* [Stated problem]
Select every line below that contains the string "organic", treating uppercase and lowercase letters as different.

------------

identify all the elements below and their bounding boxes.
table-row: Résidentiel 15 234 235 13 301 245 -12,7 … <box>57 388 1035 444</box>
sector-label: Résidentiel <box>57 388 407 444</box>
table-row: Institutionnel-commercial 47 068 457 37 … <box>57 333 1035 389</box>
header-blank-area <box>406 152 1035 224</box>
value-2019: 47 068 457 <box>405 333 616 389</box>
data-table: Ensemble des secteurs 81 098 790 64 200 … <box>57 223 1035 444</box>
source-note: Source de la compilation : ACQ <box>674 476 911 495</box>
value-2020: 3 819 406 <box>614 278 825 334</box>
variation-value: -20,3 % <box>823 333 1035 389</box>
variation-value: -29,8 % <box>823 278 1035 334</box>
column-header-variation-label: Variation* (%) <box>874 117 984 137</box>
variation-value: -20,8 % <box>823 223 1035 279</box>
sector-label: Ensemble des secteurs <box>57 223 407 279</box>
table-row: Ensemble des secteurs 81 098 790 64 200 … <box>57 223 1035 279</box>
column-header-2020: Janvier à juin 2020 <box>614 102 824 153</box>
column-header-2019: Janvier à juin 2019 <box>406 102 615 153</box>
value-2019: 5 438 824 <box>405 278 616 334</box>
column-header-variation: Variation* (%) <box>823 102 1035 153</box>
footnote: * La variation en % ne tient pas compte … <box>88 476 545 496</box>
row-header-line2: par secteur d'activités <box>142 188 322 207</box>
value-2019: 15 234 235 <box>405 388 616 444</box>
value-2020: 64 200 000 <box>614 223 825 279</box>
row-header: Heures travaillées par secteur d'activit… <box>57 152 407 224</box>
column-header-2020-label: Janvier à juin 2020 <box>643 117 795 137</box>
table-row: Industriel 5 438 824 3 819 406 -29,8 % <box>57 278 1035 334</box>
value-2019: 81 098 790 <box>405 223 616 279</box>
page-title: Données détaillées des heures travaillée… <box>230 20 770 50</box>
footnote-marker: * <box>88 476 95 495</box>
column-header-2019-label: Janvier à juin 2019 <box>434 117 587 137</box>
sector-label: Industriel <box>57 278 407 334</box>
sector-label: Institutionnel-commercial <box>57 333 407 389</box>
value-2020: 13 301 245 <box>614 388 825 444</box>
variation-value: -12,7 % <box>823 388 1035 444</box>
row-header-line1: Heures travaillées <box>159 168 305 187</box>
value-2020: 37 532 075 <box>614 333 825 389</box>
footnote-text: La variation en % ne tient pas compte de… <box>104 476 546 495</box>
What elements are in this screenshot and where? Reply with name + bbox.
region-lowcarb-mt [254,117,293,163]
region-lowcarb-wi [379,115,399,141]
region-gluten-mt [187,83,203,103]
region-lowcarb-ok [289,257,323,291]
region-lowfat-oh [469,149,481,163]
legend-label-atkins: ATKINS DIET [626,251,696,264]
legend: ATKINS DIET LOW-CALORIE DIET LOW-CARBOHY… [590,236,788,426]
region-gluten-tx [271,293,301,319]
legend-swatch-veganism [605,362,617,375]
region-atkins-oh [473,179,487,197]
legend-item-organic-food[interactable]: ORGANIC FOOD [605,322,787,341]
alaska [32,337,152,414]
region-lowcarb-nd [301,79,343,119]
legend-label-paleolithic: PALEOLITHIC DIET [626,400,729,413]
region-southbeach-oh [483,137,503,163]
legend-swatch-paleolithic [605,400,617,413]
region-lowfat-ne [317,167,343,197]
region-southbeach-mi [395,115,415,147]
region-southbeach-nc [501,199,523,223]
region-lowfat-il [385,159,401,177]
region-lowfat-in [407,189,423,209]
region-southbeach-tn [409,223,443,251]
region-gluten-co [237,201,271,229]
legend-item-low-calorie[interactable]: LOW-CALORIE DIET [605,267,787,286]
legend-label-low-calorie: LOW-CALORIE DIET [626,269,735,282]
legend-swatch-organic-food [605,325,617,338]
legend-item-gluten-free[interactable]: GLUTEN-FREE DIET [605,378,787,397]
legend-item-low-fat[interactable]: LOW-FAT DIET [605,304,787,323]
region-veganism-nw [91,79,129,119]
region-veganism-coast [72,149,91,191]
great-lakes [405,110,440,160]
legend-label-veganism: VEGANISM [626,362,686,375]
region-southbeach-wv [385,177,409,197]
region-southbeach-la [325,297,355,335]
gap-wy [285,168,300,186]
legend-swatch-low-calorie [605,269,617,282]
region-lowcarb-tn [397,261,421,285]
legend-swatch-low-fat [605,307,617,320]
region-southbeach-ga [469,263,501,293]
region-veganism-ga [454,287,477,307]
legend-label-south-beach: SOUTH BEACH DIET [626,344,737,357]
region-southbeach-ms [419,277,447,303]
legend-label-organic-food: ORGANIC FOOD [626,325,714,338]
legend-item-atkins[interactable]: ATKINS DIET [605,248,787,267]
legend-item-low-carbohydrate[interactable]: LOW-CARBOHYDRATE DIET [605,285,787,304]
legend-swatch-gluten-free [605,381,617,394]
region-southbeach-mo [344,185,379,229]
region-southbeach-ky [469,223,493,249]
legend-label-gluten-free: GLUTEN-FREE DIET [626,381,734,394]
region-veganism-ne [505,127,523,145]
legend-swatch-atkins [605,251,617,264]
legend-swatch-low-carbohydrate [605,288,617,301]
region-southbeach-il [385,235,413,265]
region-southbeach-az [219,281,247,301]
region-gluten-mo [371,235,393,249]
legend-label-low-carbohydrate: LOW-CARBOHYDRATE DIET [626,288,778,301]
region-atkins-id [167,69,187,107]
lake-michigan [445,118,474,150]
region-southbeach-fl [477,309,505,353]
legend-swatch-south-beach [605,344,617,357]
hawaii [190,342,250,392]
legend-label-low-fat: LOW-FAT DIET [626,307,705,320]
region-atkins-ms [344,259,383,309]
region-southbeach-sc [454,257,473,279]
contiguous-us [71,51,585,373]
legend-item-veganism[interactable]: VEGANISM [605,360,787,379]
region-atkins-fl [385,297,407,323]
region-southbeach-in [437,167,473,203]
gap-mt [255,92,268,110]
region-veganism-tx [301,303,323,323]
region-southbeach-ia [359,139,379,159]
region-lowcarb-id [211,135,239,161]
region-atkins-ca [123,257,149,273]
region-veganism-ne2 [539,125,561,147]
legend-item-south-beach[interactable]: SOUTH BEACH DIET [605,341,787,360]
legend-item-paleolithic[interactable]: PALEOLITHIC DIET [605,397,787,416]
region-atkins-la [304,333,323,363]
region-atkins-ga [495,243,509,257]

------------

* [Complete answer]
legend-item-organic-food[interactable]: ORGANIC FOOD [605,322,787,341]
legend-swatch-organic-food [605,325,617,338]
legend-label-organic-food: ORGANIC FOOD [626,325,714,338]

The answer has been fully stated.